Stored data:
>>>>
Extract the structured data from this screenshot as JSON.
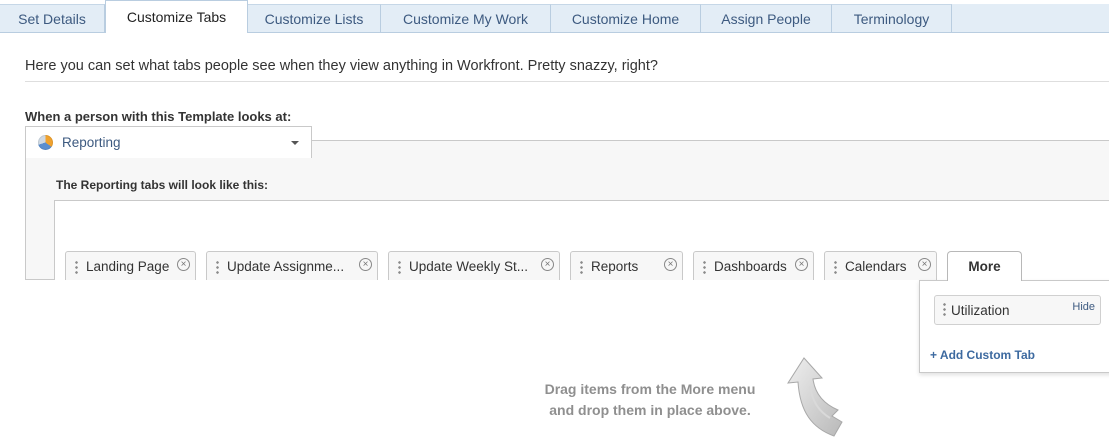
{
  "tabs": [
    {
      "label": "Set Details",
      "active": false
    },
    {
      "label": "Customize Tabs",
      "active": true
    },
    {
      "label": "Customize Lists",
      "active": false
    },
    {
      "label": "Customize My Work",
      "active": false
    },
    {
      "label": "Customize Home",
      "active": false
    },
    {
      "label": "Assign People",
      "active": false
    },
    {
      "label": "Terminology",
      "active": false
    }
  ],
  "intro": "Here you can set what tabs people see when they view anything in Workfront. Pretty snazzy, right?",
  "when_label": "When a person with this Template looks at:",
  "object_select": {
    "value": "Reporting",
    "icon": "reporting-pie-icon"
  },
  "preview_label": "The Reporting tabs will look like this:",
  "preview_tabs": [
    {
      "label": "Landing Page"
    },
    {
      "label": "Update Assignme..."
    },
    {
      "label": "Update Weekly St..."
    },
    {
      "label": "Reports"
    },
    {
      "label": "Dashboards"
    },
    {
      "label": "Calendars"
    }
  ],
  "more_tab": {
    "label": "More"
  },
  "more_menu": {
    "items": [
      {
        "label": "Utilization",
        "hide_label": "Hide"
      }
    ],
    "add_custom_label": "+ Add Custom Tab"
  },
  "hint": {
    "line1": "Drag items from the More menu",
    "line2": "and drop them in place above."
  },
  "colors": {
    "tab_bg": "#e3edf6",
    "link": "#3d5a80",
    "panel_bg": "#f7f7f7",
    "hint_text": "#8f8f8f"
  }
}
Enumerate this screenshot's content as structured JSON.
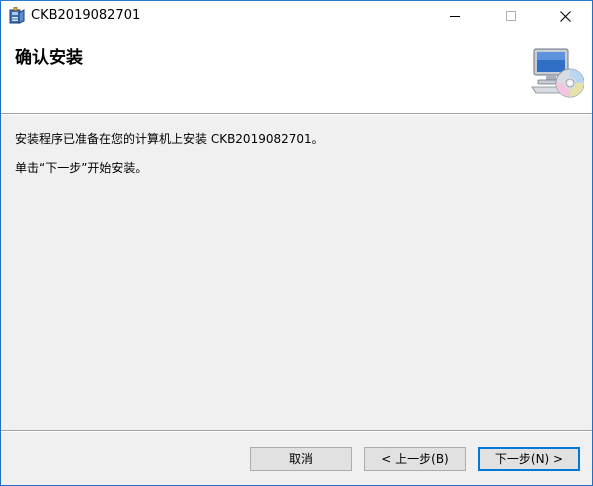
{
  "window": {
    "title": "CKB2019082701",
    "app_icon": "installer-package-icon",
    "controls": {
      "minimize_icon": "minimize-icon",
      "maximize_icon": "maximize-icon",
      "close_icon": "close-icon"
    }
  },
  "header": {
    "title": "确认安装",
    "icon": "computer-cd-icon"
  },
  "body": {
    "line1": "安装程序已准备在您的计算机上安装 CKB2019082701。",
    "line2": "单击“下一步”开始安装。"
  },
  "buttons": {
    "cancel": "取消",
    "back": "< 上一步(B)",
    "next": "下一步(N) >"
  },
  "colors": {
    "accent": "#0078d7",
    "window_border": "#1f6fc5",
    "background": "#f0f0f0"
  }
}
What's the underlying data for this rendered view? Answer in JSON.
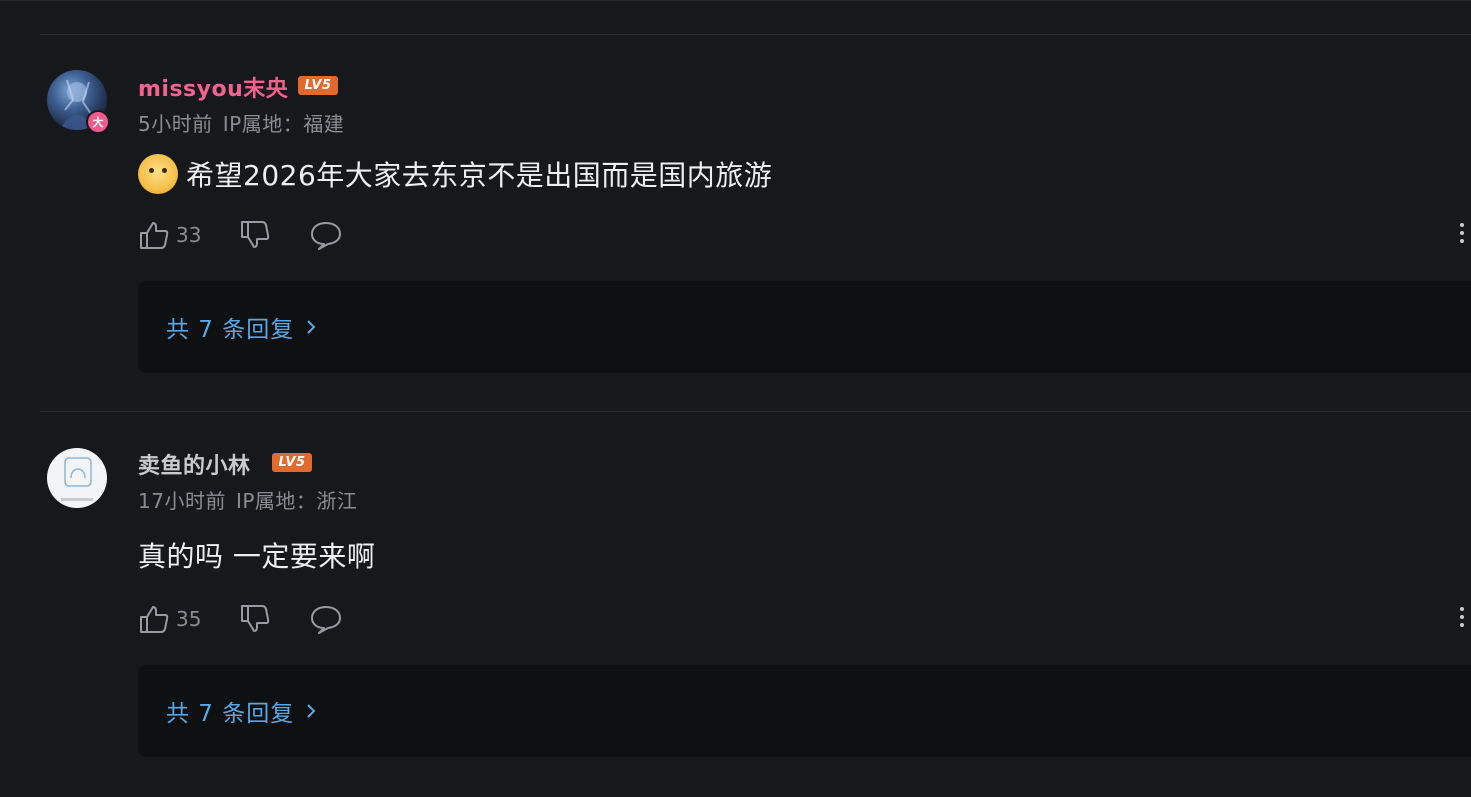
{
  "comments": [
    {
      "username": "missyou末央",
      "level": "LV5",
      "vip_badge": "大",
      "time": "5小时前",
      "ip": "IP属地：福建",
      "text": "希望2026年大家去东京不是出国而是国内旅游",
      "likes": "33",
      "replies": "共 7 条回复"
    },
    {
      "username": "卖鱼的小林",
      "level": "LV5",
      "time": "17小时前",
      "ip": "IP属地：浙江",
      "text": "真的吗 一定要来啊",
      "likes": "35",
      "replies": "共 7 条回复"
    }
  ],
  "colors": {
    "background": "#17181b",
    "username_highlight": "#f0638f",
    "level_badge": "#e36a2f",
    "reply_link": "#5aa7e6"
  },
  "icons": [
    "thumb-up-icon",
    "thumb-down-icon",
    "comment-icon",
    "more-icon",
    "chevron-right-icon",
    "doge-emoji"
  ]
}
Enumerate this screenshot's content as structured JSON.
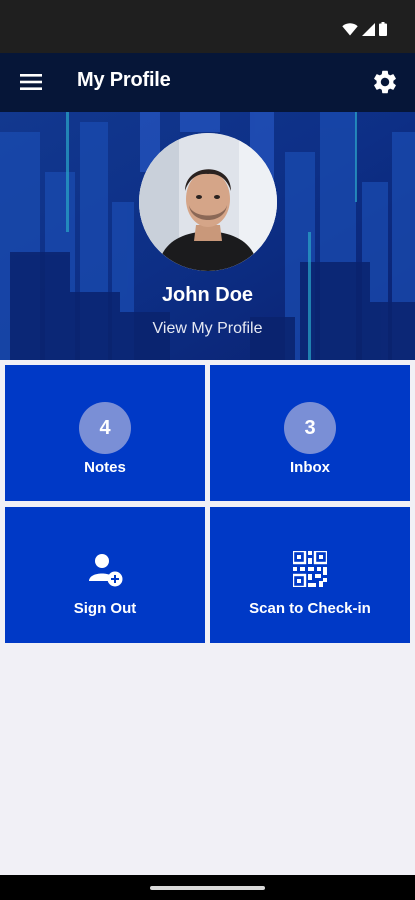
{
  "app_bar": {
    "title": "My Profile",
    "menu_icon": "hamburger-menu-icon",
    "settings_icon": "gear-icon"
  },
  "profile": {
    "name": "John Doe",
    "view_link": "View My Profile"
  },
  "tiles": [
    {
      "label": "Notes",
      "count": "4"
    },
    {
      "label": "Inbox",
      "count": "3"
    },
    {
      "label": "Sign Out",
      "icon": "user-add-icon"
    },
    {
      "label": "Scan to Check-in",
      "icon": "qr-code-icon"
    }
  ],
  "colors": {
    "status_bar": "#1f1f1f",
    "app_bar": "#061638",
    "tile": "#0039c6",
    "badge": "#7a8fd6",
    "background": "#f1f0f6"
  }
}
<<<<
Set problem - Scan the lines for the string "background". Pick out every line that has it.

Completed task -
    "background": "#f0f0f0"
    "background": "#17181b",
    "background": "#f1f0f6"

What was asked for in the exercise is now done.